TRY IT — Name every method the retinoblastoma study abstract below says was used to locate and evaluate retinal and vitreous disease.

STUDY TEXT —
:::

Published in final edited form as: Ophthalmology. 2016 Mar 27;123(7):1601–1605. doi: 10.1016/j.ophtha.2016.02.036

Classification of Vitreous Seeds in Retinoblastoma: Correlations with Patient, Tumor and Treatment Characteristics in Eyes Presenting for Ophthalmic Artery Chemosurgery

Jasmine H Francis 1,2, Brian P Marr 1,2, David H Abramson 1,2
PMCID: PMC4921347  NIHMSID: NIHMS782836  PMID: 27030103

Abstract

Purpose

To evaluate the patient, disease and tumor characteristics of the three morphologically distinct groups of vitreous seeds in retinoblastoma presenting for treatment with ophthalmic artery chemosurgery: dust (class 1), spheres (class 2) and clouds (class 3) in primary and recurrent vitreous seeds.

Design

Retrospective cohort study of patients treated for vitreous seeds at Memorial Sloan Kettering Cancer Center between May 2006 and March 2015.

Participants

135 eyes with active vitreous seeds, presenting for either primary treatment with ophthalmic artery chemosurgery, or with recurrent vitreous disease.

Methods

Vitreous seeds were classified into three groups: dust, spheres and clouds. Indirect ophthalmoscopy, fundus photography, ultrasonography and ultrasonic biomicroscopy were used to locate and evaluate the extent of retinal and vitreous disease. Patient and disease characteristics (age, laterality of disease, treatment status) were compared between classification groups. A two-tailed Fisher's exact test and paired Student's t-test were used for statistical analysis.

Main Outcome Measures

Age of patient, laterality of disease, location of retinal disease, extent of vitreous disease and treatment status.

Results

Primary treated disease: Patients with eyes containing class 3 (cloud) vitreous seeds were significantly older compared to patients with class 1 or 2 (p<0.05) seeds: median age for class 1, 2 and 3 was 11, 15.5 and 32 mos, respectively. Eyes containing class 3 seeds were significantly more likely to occur in the equator-ora region of the fundus (p<0.0001), in a diffuse pattern (p<0.0001), and in patients with unilateral disease (p<0.05), compared to class 1 and 2 seeds. Recurrent disease: Recurrent vitreous seeds were significantly more common to class 2 (p<0.05), occurring in a diffuse pattern (p=0.01) and in patients with bilateral disease (p<0.001).

:::

DATA FOR REVIEW —

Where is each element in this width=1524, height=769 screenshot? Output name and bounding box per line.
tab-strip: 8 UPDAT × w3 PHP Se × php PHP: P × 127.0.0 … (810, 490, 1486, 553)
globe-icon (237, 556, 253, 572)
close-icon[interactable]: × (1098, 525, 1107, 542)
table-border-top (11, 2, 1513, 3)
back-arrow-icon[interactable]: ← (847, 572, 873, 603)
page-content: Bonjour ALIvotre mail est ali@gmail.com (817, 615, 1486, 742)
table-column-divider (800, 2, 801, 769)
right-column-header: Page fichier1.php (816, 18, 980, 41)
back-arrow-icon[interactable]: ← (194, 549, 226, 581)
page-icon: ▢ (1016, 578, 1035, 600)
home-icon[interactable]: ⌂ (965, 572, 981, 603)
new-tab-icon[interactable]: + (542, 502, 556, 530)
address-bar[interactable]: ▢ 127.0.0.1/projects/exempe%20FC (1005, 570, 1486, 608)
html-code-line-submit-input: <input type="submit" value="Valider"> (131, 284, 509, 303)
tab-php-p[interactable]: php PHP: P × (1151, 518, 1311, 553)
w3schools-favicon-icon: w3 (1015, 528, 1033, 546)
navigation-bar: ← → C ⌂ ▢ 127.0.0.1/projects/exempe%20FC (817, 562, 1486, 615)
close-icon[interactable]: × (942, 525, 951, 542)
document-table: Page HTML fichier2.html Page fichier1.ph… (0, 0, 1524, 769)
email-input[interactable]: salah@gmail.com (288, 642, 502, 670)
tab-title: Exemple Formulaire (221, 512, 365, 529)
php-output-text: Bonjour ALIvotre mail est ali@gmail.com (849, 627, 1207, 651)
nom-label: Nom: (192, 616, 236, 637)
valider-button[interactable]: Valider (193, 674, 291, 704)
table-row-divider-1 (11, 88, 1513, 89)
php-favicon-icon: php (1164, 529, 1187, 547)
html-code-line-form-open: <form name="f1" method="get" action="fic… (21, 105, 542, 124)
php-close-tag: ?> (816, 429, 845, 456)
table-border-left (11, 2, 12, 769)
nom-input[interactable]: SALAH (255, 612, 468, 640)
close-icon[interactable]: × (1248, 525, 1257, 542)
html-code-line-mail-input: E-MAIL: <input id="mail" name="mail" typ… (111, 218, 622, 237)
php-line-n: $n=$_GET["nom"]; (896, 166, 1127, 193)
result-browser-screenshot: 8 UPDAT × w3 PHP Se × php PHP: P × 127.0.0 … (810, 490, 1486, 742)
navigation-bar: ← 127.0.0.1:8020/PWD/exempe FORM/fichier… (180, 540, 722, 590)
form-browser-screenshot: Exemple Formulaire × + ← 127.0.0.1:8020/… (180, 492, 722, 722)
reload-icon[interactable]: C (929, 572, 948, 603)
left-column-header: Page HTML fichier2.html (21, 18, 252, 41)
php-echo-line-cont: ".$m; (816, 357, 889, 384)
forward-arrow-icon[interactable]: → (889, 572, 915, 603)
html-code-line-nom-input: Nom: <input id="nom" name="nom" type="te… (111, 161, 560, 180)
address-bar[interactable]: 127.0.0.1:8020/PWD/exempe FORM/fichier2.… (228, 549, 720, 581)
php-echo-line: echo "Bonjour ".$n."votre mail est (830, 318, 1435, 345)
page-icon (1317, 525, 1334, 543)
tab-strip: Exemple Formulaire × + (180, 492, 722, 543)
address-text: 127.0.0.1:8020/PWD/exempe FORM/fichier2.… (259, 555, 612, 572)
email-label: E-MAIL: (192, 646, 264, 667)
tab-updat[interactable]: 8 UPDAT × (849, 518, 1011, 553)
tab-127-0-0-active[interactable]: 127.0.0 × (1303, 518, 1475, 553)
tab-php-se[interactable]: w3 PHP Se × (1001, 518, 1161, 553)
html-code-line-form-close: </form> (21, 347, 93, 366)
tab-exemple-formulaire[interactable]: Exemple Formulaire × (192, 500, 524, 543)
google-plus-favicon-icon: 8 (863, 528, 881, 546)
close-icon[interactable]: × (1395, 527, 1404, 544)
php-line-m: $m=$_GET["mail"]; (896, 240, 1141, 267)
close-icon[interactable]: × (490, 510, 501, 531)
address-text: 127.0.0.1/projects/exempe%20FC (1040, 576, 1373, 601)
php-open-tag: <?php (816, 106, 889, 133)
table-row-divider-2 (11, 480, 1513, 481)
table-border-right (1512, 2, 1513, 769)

:::

RESPONSE AREA —
Indirect ophthalmoscopy
Fundus photography
Ultrasonography
Ultrasonic biomicroscopy